▶
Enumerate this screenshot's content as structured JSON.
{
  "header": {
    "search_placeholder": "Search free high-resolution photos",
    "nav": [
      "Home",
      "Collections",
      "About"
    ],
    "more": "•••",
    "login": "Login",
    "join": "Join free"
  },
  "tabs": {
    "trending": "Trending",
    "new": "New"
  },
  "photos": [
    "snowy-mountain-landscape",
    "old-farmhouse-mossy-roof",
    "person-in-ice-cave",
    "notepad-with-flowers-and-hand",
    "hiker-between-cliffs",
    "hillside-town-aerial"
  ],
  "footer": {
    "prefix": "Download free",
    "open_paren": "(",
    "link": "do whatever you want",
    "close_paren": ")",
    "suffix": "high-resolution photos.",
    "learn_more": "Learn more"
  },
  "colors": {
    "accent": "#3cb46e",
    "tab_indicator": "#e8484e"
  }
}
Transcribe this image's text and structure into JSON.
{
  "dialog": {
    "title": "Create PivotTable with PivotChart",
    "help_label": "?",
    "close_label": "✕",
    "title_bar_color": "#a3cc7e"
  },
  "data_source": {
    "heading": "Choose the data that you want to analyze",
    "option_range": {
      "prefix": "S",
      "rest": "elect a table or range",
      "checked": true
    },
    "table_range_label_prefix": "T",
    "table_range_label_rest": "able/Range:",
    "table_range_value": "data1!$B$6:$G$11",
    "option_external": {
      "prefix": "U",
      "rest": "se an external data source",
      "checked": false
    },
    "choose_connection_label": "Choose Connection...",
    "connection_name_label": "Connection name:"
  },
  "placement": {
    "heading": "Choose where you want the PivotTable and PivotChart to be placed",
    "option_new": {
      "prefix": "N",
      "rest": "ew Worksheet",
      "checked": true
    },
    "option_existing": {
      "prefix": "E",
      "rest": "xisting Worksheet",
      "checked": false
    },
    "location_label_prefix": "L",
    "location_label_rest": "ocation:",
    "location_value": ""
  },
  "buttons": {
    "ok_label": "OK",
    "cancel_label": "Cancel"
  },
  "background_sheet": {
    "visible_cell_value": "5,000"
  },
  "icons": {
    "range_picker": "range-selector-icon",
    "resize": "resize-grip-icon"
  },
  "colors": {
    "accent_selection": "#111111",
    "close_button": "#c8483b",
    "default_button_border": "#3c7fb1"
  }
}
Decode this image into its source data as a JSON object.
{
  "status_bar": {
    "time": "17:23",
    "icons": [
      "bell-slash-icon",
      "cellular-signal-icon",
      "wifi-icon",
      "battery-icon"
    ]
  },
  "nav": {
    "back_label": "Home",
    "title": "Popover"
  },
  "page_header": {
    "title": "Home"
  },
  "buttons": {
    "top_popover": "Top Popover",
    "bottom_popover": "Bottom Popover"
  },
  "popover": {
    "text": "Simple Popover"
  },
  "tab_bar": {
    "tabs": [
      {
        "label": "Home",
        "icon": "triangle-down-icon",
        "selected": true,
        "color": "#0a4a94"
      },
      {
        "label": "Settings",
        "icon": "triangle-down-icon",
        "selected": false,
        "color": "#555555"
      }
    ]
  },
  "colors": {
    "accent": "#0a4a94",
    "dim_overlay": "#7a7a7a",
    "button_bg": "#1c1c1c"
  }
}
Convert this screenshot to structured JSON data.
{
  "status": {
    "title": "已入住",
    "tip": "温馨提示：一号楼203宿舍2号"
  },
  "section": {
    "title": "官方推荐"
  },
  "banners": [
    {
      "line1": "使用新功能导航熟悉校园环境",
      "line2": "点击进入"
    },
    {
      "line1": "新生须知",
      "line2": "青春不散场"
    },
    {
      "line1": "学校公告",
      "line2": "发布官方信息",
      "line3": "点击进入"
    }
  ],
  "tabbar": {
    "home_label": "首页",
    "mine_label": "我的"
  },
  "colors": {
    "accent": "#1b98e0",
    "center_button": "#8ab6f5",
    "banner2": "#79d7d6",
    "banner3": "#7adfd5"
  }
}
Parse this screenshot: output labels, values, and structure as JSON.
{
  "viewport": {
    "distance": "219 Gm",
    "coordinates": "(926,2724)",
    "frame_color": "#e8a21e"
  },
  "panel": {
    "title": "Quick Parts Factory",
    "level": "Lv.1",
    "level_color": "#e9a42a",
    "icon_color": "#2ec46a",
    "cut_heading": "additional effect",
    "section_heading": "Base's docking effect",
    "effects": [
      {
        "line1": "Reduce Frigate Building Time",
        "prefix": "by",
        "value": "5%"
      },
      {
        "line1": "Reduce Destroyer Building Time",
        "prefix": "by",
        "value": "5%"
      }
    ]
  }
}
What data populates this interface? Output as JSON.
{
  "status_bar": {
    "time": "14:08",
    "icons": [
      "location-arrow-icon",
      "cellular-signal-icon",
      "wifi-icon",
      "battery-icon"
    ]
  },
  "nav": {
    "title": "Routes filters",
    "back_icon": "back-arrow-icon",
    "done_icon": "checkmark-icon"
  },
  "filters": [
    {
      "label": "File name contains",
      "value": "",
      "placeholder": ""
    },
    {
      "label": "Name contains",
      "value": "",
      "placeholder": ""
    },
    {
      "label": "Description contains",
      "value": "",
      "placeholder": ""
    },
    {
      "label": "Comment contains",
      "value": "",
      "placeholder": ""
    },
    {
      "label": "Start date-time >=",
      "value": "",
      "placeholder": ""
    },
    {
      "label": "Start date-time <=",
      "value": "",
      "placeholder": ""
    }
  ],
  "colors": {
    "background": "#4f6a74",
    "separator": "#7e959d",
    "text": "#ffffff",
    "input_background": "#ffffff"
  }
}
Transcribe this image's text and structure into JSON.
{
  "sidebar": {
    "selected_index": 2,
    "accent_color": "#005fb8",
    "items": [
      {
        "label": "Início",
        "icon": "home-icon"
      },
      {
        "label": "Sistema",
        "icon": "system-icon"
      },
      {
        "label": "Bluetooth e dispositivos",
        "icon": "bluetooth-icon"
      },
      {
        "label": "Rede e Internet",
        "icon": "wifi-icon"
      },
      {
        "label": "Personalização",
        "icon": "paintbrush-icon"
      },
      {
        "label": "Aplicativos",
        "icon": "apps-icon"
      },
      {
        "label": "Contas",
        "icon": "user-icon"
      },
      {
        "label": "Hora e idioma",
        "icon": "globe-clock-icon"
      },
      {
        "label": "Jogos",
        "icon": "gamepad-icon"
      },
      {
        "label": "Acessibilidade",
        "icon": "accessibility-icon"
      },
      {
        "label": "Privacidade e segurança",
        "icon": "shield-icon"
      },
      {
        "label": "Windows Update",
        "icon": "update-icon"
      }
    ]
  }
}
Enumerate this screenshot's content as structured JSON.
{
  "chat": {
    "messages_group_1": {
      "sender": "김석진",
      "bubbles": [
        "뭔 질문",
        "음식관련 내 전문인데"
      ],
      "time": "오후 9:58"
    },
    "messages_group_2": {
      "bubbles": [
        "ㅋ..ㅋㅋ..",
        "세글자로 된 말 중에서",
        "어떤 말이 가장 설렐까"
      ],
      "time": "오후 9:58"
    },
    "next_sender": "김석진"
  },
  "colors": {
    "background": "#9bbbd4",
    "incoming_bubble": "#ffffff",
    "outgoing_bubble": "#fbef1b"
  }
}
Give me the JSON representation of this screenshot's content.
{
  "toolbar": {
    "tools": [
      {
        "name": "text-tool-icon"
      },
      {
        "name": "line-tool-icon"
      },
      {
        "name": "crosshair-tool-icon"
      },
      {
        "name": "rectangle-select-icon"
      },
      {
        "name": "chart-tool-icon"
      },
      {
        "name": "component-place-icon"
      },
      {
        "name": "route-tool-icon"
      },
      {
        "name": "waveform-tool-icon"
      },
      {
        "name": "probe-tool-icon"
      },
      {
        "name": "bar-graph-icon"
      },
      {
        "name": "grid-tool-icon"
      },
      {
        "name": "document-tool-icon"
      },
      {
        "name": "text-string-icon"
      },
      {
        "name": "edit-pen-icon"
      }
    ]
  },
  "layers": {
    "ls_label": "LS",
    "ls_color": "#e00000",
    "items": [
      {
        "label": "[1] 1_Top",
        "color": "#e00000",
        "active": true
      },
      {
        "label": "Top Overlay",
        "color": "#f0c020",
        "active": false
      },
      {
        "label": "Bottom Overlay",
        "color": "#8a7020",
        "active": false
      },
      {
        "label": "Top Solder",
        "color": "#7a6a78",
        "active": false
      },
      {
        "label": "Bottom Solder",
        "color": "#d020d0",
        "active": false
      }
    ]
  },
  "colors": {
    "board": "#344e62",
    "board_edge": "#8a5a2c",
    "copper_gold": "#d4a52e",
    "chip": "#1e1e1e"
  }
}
◀
*What you are asked to do*:
Give back exactly the lines beginning at the one with "Give me the" and ending at the final line of the material; both boundary lines belong in it.

*Correct response*:
Give me the JSON representation of this screenshot's content.
{
  "toolbar": {
    "tools": [
      {
        "name": "text-tool-icon"
      },
      {
        "name": "line-tool-icon"
      },
      {
        "name": "crosshair-tool-icon"
      },
      {
        "name": "rectangle-select-icon"
      },
      {
        "name": "chart-tool-icon"
      },
      {
        "name": "component-place-icon"
      },
      {
        "name": "route-tool-icon"
      },
      {
        "name": "waveform-tool-icon"
      },
      {
        "name": "probe-tool-icon"
      },
      {
        "name": "bar-graph-icon"
      },
      {
        "name": "grid-tool-icon"
      },
      {
        "name": "document-tool-icon"
      },
      {
        "name": "text-string-icon"
      },
      {
        "name": "edit-pen-icon"
      }
    ]
  },
  "layers": {
    "ls_label": "LS",
    "ls_color": "#e00000",
    "items": [
      {
        "label": "[1] 1_Top",
        "color": "#e00000",
        "active": true
      },
      {
        "label": "Top Overlay",
        "color": "#f0c020",
        "active": false
      },
      {
        "label": "Bottom Overlay",
        "color": "#8a7020",
        "active": false
      },
      {
        "label": "Top Solder",
        "color": "#7a6a78",
        "active": false
      },
      {
        "label": "Bottom Solder",
        "color": "#d020d0",
        "active": false
      }
    ]
  },
  "colors": {
    "board": "#344e62",
    "board_edge": "#8a5a2c",
    "copper_gold": "#d4a52e",
    "chip": "#1e1e1e"
  }
}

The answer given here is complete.